● Given data
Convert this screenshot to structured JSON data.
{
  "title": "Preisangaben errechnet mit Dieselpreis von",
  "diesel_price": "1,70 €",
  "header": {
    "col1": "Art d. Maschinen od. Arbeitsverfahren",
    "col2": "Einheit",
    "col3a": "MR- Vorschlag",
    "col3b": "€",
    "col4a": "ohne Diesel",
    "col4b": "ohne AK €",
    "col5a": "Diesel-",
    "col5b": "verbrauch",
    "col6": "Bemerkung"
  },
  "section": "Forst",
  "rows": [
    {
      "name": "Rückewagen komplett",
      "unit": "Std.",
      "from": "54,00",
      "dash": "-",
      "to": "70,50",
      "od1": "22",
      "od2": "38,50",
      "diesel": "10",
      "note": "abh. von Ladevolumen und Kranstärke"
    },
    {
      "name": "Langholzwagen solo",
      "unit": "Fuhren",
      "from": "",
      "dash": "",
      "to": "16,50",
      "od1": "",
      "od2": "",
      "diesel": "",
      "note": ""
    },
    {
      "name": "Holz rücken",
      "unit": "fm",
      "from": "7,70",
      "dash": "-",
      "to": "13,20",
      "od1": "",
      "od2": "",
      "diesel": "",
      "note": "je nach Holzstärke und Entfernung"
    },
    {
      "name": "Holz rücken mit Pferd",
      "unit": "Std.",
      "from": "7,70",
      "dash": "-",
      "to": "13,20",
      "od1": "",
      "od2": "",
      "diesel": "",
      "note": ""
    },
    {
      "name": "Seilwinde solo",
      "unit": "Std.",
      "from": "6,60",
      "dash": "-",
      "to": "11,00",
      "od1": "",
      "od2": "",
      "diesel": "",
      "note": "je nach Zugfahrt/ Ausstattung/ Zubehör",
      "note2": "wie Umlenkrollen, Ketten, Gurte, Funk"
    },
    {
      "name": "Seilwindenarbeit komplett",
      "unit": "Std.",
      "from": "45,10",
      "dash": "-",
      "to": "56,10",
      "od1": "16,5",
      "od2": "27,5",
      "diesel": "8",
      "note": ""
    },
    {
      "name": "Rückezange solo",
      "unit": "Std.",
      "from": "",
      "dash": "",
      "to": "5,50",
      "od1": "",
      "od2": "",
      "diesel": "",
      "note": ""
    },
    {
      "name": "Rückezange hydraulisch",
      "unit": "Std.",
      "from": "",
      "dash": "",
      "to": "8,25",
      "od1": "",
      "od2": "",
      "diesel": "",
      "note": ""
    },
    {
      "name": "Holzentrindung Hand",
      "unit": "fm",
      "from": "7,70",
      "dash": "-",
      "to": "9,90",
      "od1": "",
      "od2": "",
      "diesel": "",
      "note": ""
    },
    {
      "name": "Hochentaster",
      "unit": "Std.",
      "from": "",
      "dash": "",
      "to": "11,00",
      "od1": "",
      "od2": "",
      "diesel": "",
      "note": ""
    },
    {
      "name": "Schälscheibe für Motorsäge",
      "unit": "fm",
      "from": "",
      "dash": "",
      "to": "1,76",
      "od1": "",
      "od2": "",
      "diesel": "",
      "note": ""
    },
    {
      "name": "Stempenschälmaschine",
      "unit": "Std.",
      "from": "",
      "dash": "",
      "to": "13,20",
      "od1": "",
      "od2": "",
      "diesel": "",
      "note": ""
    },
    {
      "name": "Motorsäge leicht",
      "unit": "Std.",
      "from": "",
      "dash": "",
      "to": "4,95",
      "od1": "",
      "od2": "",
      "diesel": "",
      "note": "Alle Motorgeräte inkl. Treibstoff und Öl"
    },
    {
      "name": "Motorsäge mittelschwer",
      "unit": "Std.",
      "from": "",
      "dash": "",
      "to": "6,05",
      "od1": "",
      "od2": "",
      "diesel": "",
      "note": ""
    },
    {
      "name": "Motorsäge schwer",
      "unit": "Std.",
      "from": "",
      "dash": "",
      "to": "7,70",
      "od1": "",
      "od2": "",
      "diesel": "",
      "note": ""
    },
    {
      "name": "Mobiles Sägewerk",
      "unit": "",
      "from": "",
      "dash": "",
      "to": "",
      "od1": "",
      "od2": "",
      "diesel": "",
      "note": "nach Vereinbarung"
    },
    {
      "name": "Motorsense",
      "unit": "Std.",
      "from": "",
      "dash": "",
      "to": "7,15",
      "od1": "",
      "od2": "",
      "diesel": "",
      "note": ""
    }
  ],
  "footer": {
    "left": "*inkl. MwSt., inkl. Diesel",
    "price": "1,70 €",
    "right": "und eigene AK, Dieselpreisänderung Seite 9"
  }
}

● Goal of the exercise
Exactly as shown, repeat every record.

● Task result
Convert this screenshot to structured JSON data.
{
  "title": "Preisangaben errechnet mit Dieselpreis von",
  "diesel_price": "1,70 €",
  "header": {
    "col1": "Art d. Maschinen od. Arbeitsverfahren",
    "col2": "Einheit",
    "col3a": "MR- Vorschlag",
    "col3b": "€",
    "col4a": "ohne Diesel",
    "col4b": "ohne AK €",
    "col5a": "Diesel-",
    "col5b": "verbrauch",
    "col6": "Bemerkung"
  },
  "section": "Forst",
  "rows": [
    {
      "name": "Rückewagen komplett",
      "unit": "Std.",
      "from": "54,00",
      "dash": "-",
      "to": "70,50",
      "od1": "22",
      "od2": "38,50",
      "diesel": "10",
      "note": "abh. von Ladevolumen und Kranstärke"
    },
    {
      "name": "Langholzwagen solo",
      "unit": "Fuhren",
      "from": "",
      "dash": "",
      "to": "16,50",
      "od1": "",
      "od2": "",
      "diesel": "",
      "note": ""
    },
    {
      "name": "Holz rücken",
      "unit": "fm",
      "from": "7,70",
      "dash": "-",
      "to": "13,20",
      "od1": "",
      "od2": "",
      "diesel": "",
      "note": "je nach Holzstärke und Entfernung"
    },
    {
      "name": "Holz rücken mit Pferd",
      "unit": "Std.",
      "from": "7,70",
      "dash": "-",
      "to": "13,20",
      "od1": "",
      "od2": "",
      "diesel": "",
      "note": ""
    },
    {
      "name": "Seilwinde solo",
      "unit": "Std.",
      "from": "6,60",
      "dash": "-",
      "to": "11,00",
      "od1": "",
      "od2": "",
      "diesel": "",
      "note": "je nach Zugfahrt/ Ausstattung/ Zubehör",
      "note2": "wie Umlenkrollen, Ketten, Gurte, Funk"
    },
    {
      "name": "Seilwindenarbeit komplett",
      "unit": "Std.",
      "from": "45,10",
      "dash": "-",
      "to": "56,10",
      "od1": "16,5",
      "od2": "27,5",
      "diesel": "8",
      "note": ""
    },
    {
      "name": "Rückezange solo",
      "unit": "Std.",
      "from": "",
      "dash": "",
      "to": "5,50",
      "od1": "",
      "od2": "",
      "diesel": "",
      "note": ""
    },
    {
      "name": "Rückezange hydraulisch",
      "unit": "Std.",
      "from": "",
      "dash": "",
      "to": "8,25",
      "od1": "",
      "od2": "",
      "diesel": "",
      "note": ""
    },
    {
      "name": "Holzentrindung Hand",
      "unit": "fm",
      "from": "7,70",
      "dash": "-",
      "to": "9,90",
      "od1": "",
      "od2": "",
      "diesel": "",
      "note": ""
    },
    {
      "name": "Hochentaster",
      "unit": "Std.",
      "from": "",
      "dash": "",
      "to": "11,00",
      "od1": "",
      "od2": "",
      "diesel": "",
      "note": ""
    },
    {
      "name": "Schälscheibe für Motorsäge",
      "unit": "fm",
      "from": "",
      "dash": "",
      "to": "1,76",
      "od1": "",
      "od2": "",
      "diesel": "",
      "note": ""
    },
    {
      "name": "Stempenschälmaschine",
      "unit": "Std.",
      "from": "",
      "dash": "",
      "to": "13,20",
      "od1": "",
      "od2": "",
      "diesel": "",
      "note": ""
    },
    {
      "name": "Motorsäge leicht",
      "unit": "Std.",
      "from": "",
      "dash": "",
      "to": "4,95",
      "od1": "",
      "od2": "",
      "diesel": "",
      "note": "Alle Motorgeräte inkl. Treibstoff und Öl"
    },
    {
      "name": "Motorsäge mittelschwer",
      "unit": "Std.",
      "from": "",
      "dash": "",
      "to": "6,05",
      "od1": "",
      "od2": "",
      "diesel": "",
      "note": ""
    },
    {
      "name": "Motorsäge schwer",
      "unit": "Std.",
      "from": "",
      "dash": "",
      "to": "7,70",
      "od1": "",
      "od2": "",
      "diesel": "",
      "note": ""
    },
    {
      "name": "Mobiles Sägewerk",
      "unit": "",
      "from": "",
      "dash": "",
      "to": "",
      "od1": "",
      "od2": "",
      "diesel": "",
      "note": "nach Vereinbarung"
    },
    {
      "name": "Motorsense",
      "unit": "Std.",
      "from": "",
      "dash": "",
      "to": "7,15",
      "od1": "",
      "od2": "",
      "diesel": "",
      "note": ""
    }
  ],
  "footer": {
    "left": "*inkl. MwSt., inkl. Diesel",
    "price": "1,70 €",
    "right": "und eigene AK, Dieselpreisänderung Seite 9"
  }
}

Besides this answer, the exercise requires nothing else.